WRITTEN REQUEST
Your task is to gather the lines below that hold the string "time".

MATERIAL
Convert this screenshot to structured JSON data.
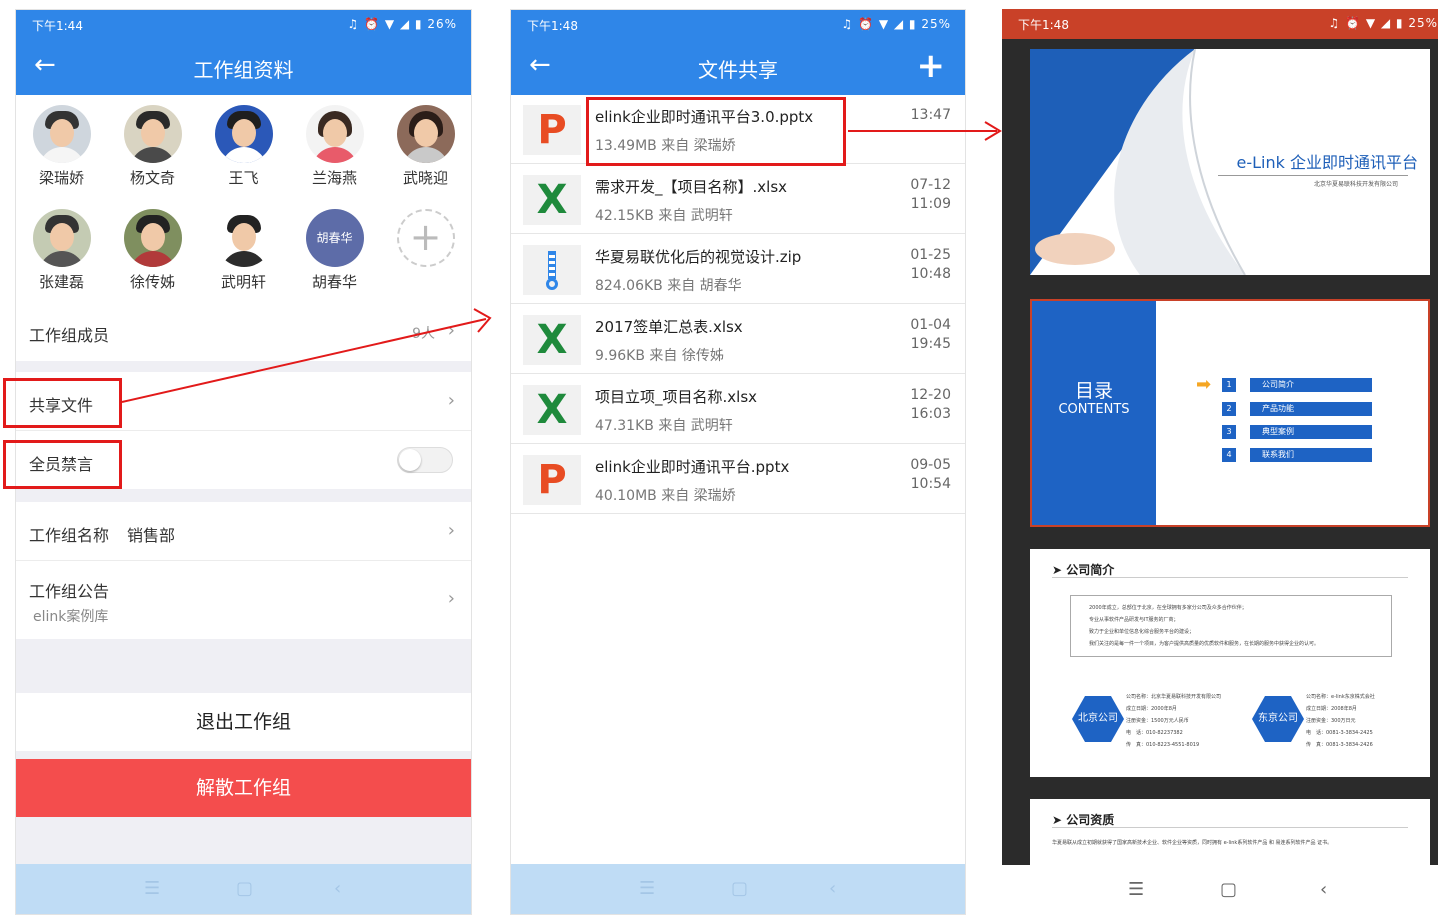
{
  "colors": {
    "primary": "#2f86e8",
    "danger": "#f44d4d",
    "highlight": "#e21a1a",
    "ppt": "#e84c23",
    "excel": "#1f8a3c"
  },
  "screen1": {
    "status": {
      "time": "下午1:44",
      "right": "♫ ⏰ ▼ ◢ ▮ 26%"
    },
    "title": "工作组资料",
    "members": [
      {
        "name": "梁瑞娇"
      },
      {
        "name": "杨文奇"
      },
      {
        "name": "王飞"
      },
      {
        "name": "兰海燕"
      },
      {
        "name": "武晓迎"
      },
      {
        "name": "张建磊"
      },
      {
        "name": "徐传姊"
      },
      {
        "name": "武明轩"
      },
      {
        "name": "胡春华",
        "avatar_text": "胡春华"
      }
    ],
    "member_row": {
      "label": "工作组成员",
      "count": "9人"
    },
    "share_files": "共享文件",
    "mute_all": "全员禁言",
    "group_name": {
      "label": "工作组名称",
      "value": "销售部"
    },
    "notice": {
      "label": "工作组公告",
      "value": "elink案例库"
    },
    "exit": "退出工作组",
    "dissolve": "解散工作组"
  },
  "screen2": {
    "status": {
      "time": "下午1:48",
      "right": "♫ ⏰ ▼ ◢ ▮ 25%"
    },
    "title": "文件共享",
    "files": [
      {
        "type": "ppt",
        "name": "elink企业即时通讯平台3.0.pptx",
        "meta": "13.49MB  来自 梁瑞娇",
        "date": "13:47",
        "time": ""
      },
      {
        "type": "excel",
        "name": "需求开发_【项目名称】.xlsx",
        "meta": "42.15KB  来自 武明轩",
        "date": "07-12",
        "time": "11:09"
      },
      {
        "type": "zip",
        "name": "华夏易联优化后的视觉设计.zip",
        "meta": "824.06KB  来自 胡春华",
        "date": "01-25",
        "time": "10:48"
      },
      {
        "type": "excel",
        "name": "2017签单汇总表.xlsx",
        "meta": "9.96KB  来自 徐传姊",
        "date": "01-04",
        "time": "19:45"
      },
      {
        "type": "excel",
        "name": "项目立项_项目名称.xlsx",
        "meta": "47.31KB  来自 武明轩",
        "date": "12-20",
        "time": "16:03"
      },
      {
        "type": "ppt",
        "name": "elink企业即时通讯平台.pptx",
        "meta": "40.10MB  来自 梁瑞娇",
        "date": "09-05",
        "time": "10:54"
      }
    ]
  },
  "screen3": {
    "status": {
      "time": "下午1:48",
      "right": "♫ ⏰ ▼ ◢ ▮ 25%"
    },
    "slide1": {
      "title": "e-Link 企业即时通讯平台",
      "subtitle": "北京华夏易联科技开发有限公司"
    },
    "slide2": {
      "title": "目录",
      "subtitle": "CONTENTS",
      "items": [
        {
          "num": "1",
          "label": "公司简介"
        },
        {
          "num": "2",
          "label": "产品功能"
        },
        {
          "num": "3",
          "label": "典型案例"
        },
        {
          "num": "4",
          "label": "联系我们"
        }
      ]
    },
    "slide3": {
      "heading": "公司简介",
      "bullets": [
        "2000年成立，总部位于北京，在全球拥有多家分公司及众多合作伙伴；",
        "专业从事软件产品研发与IT服务的厂商；",
        "致力于企业和单位信息化综合服务平台的建设；",
        "我们关注的是每一件一个项目，为客户提供高质量的优质软件和服务，在长期的服务中获得企业的认可。"
      ],
      "company_a": {
        "name": "北京公司",
        "lines": [
          "公司名称：北京华夏易联科技开发有限公司",
          "成立日期：2000年8月",
          "注册资金：1500万元人民币",
          "电　话：010-82237382",
          "传　真：010-8223-4551-8019"
        ]
      },
      "company_b": {
        "name": "东京公司",
        "lines": [
          "公司名称：e-link东京株式会社",
          "成立日期：2008年8月",
          "注册资金：300万日元",
          "电　话：0081-3-3834-2425",
          "传　真：0081-3-3834-2426"
        ]
      }
    },
    "slide4": {
      "heading": "公司资质",
      "text": "华夏易联从成立初期就获得了国家高新技术企业、软件企业等资质，同时拥有 e-link系列软件产品 和 易连系列软件产品 证书。"
    }
  },
  "nav": {
    "menu": "☰",
    "home": "▢",
    "back": "‹"
  }
}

REPLY TO THE EXERCISE
      "time": "下午1:44",
      "time": "下午1:48",
        "time": ""
        "time": "11:09"
        "time": "10:48"
        "time": "19:45"
        "time": "16:03"
        "time": "10:54"
      "time": "下午1:48",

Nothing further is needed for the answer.